- _WRITTEN REQUEST_: Filter the records below and copy every line containing the word "地质灾害点".

- _DATA_:
== == ==

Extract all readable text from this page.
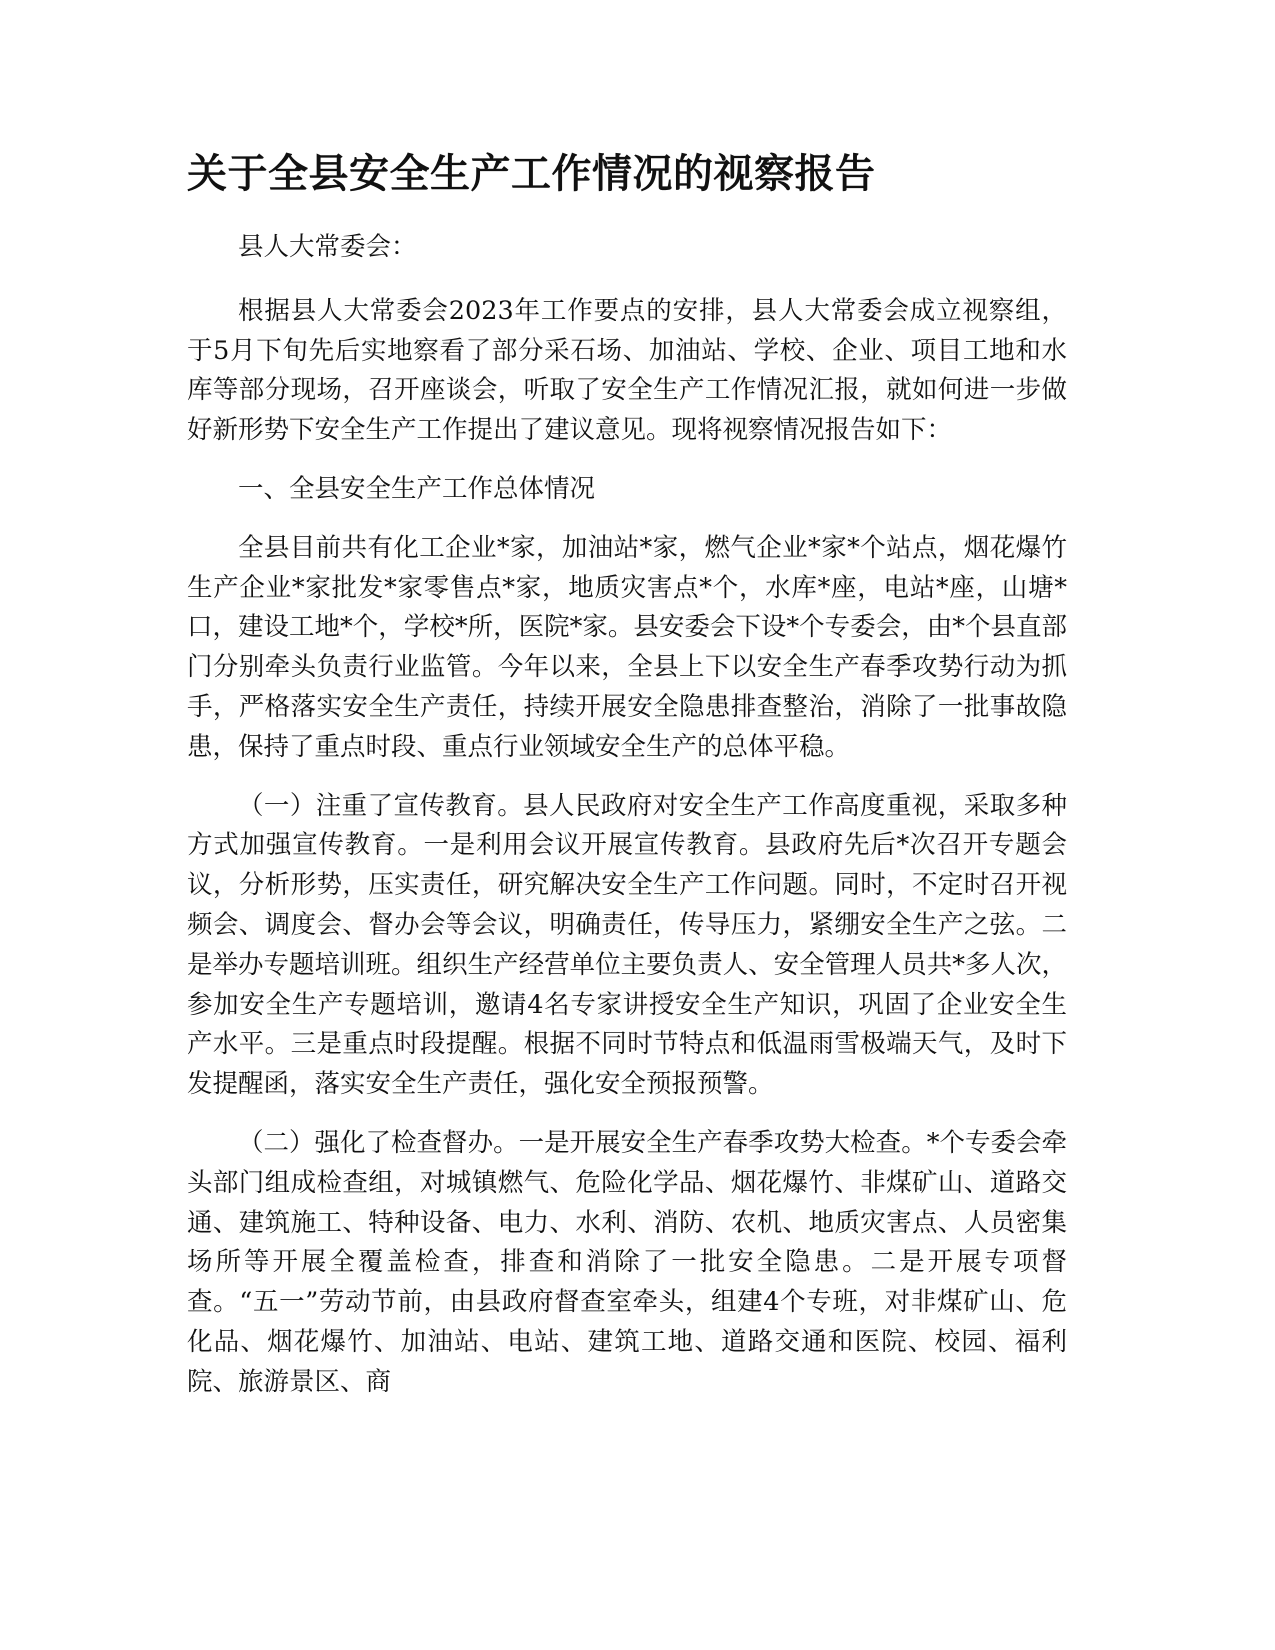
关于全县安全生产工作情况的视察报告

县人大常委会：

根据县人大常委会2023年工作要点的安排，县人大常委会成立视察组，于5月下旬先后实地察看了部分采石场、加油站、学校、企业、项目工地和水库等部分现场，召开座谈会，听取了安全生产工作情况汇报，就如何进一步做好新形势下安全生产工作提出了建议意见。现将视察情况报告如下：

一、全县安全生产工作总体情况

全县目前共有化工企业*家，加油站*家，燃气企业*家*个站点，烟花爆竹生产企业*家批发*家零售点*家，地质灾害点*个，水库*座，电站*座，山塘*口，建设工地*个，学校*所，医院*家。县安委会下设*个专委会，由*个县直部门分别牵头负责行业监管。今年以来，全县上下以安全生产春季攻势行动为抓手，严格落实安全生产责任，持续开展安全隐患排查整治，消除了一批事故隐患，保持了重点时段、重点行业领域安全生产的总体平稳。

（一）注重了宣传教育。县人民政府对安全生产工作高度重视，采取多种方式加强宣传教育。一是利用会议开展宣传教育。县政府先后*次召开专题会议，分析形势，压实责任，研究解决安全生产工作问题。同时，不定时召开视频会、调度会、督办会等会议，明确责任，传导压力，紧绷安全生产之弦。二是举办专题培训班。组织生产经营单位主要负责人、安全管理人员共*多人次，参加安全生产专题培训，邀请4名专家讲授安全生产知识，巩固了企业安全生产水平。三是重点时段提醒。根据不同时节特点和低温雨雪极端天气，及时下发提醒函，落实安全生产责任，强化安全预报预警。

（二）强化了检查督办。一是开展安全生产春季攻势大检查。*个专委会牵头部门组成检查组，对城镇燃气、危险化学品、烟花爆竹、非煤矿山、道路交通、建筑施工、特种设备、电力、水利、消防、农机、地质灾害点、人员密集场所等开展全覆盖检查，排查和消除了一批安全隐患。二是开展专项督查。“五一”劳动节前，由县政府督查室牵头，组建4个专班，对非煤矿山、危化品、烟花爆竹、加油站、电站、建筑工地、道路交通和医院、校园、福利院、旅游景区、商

== == ==

- _TASK SOLUTION_:
全县目前共有化工企业*家，加油站*家，燃气企业*家*个站点，烟花爆竹生产企业*家批发*家零售点*家，地质灾害点*个，水库*座，电站*座，山塘*口，建设工地*个，学校*所，医院*家。县安委会下设*个专委会，由*个县直部门分别牵头负责行业监管。今年以来，全县上下以安全生产春季攻势行动为抓手，严格落实安全生产责任，持续开展安全隐患排查整治，消除了一批事故隐患，保持了重点时段、重点行业领域安全生产的总体平稳。
（二）强化了检查督办。一是开展安全生产春季攻势大检查。*个专委会牵头部门组成检查组，对城镇燃气、危险化学品、烟花爆竹、非煤矿山、道路交通、建筑施工、特种设备、电力、水利、消防、农机、地质灾害点、人员密集场所等开展全覆盖检查，排查和消除了一批安全隐患。二是开展专项督查。“五一”劳动节前，由县政府督查室牵头，组建4个专班，对非煤矿山、危化品、烟花爆竹、加油站、电站、建筑工地、道路交通和医院、校园、福利院、旅游景区、商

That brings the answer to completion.